■ Problem to solve ■
Go through the material below and copy all lines with "Olympic".

------------------------------------------------------------

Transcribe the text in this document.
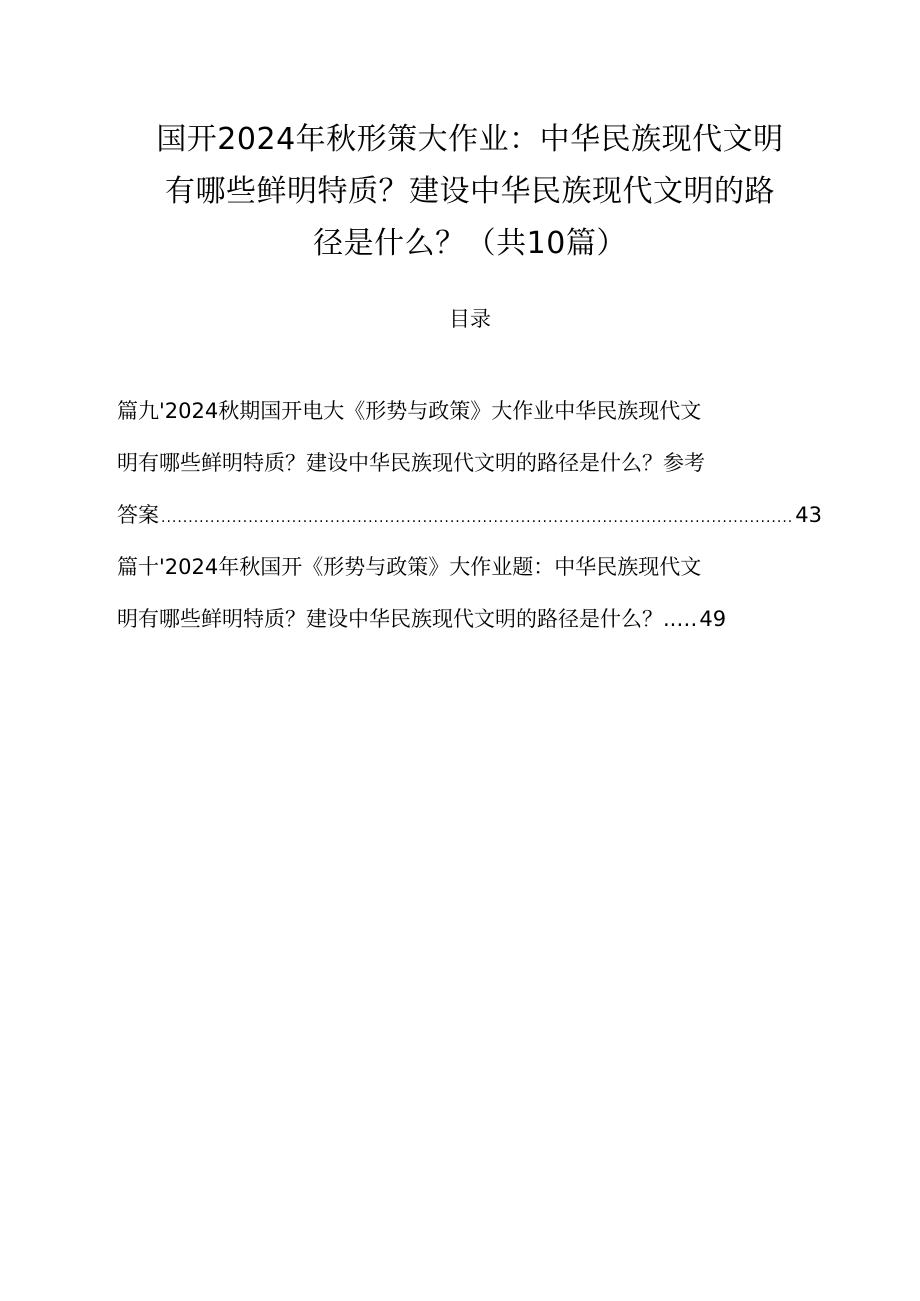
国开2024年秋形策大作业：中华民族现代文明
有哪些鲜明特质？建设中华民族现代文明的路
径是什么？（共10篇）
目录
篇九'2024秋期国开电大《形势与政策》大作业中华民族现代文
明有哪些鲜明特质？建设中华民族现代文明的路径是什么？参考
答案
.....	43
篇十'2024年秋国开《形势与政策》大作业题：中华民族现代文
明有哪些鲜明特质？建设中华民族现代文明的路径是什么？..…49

------------------------------------------------------------

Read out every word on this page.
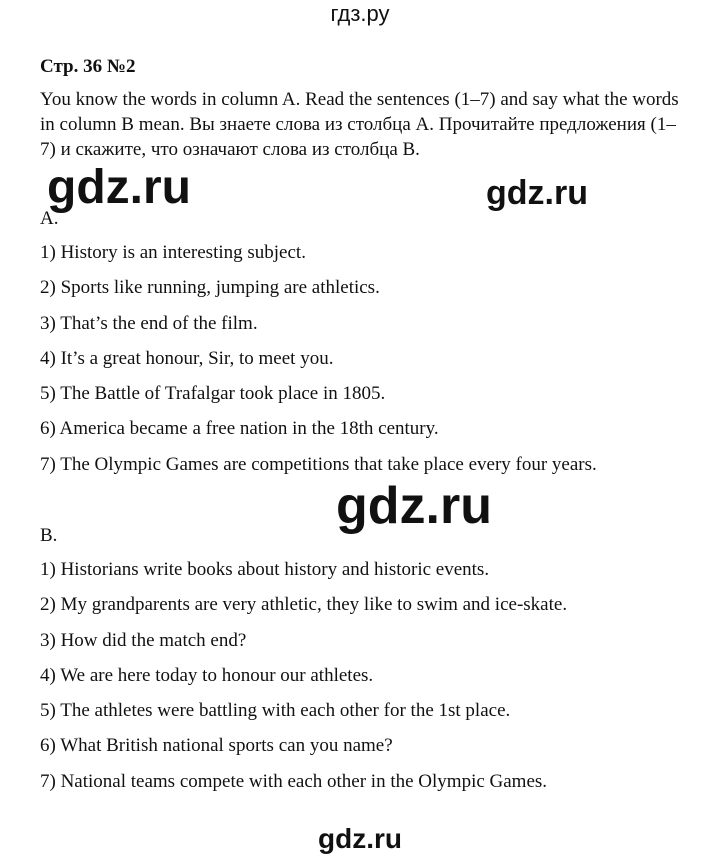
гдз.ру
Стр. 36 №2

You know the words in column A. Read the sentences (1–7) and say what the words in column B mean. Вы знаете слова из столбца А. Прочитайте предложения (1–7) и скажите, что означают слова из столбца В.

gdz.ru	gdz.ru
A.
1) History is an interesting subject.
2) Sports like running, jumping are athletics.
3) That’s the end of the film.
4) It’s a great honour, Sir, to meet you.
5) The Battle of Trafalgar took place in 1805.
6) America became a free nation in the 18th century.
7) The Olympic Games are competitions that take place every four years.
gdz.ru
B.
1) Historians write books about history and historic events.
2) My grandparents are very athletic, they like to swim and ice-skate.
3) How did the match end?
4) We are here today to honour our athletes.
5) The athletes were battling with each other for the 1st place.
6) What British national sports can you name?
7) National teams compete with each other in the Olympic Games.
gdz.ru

------------------------------------------------------------

■ Response ■
7) The Olympic Games are competitions that take place every four years.
7) National teams compete with each other in the Olympic Games.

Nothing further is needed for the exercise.